Task directions - Send back the entries below exactly as they appear.

Records that describe figures:
--*--
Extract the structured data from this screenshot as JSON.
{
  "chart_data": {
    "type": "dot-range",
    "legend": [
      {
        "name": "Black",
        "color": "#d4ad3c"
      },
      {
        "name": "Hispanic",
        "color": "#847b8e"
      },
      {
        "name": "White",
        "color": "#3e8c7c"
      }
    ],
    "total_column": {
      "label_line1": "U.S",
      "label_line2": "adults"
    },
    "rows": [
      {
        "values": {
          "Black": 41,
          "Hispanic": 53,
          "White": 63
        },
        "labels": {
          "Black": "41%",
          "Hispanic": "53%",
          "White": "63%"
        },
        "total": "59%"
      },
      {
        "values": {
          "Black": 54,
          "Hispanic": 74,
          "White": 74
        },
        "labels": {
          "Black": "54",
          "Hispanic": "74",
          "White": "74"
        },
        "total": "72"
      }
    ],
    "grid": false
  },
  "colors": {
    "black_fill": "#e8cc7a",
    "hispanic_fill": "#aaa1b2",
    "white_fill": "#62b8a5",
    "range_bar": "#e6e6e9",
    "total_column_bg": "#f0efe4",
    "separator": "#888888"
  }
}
--*--
Written solution -
Extract the structured data from this screenshot as JSON.
{
  "chart_data": {
    "type": "dot-range",
    "legend": [
      {
        "name": "Black",
        "color": "#d4ad3c"
      },
      {
        "name": "Hispanic",
        "color": "#847b8e"
      },
      {
        "name": "White",
        "color": "#3e8c7c"
      }
    ],
    "total_column": {
      "label_line1": "U.S",
      "label_line2": "adults"
    },
    "rows": [
      {
        "values": {
          "Black": 41,
          "Hispanic": 53,
          "White": 63
        },
        "labels": {
          "Black": "41%",
          "Hispanic": "53%",
          "White": "63%"
        },
        "total": "59%"
      },
      {
        "values": {
          "Black": 54,
          "Hispanic": 74,
          "White": 74
        },
        "labels": {
          "Black": "54",
          "Hispanic": "74",
          "White": "74"
        },
        "total": "72"
      }
    ],
    "grid": false
  },
  "colors": {
    "black_fill": "#e8cc7a",
    "hispanic_fill": "#aaa1b2",
    "white_fill": "#62b8a5",
    "range_bar": "#e6e6e9",
    "total_column_bg": "#f0efe4",
    "separator": "#888888"
  }
}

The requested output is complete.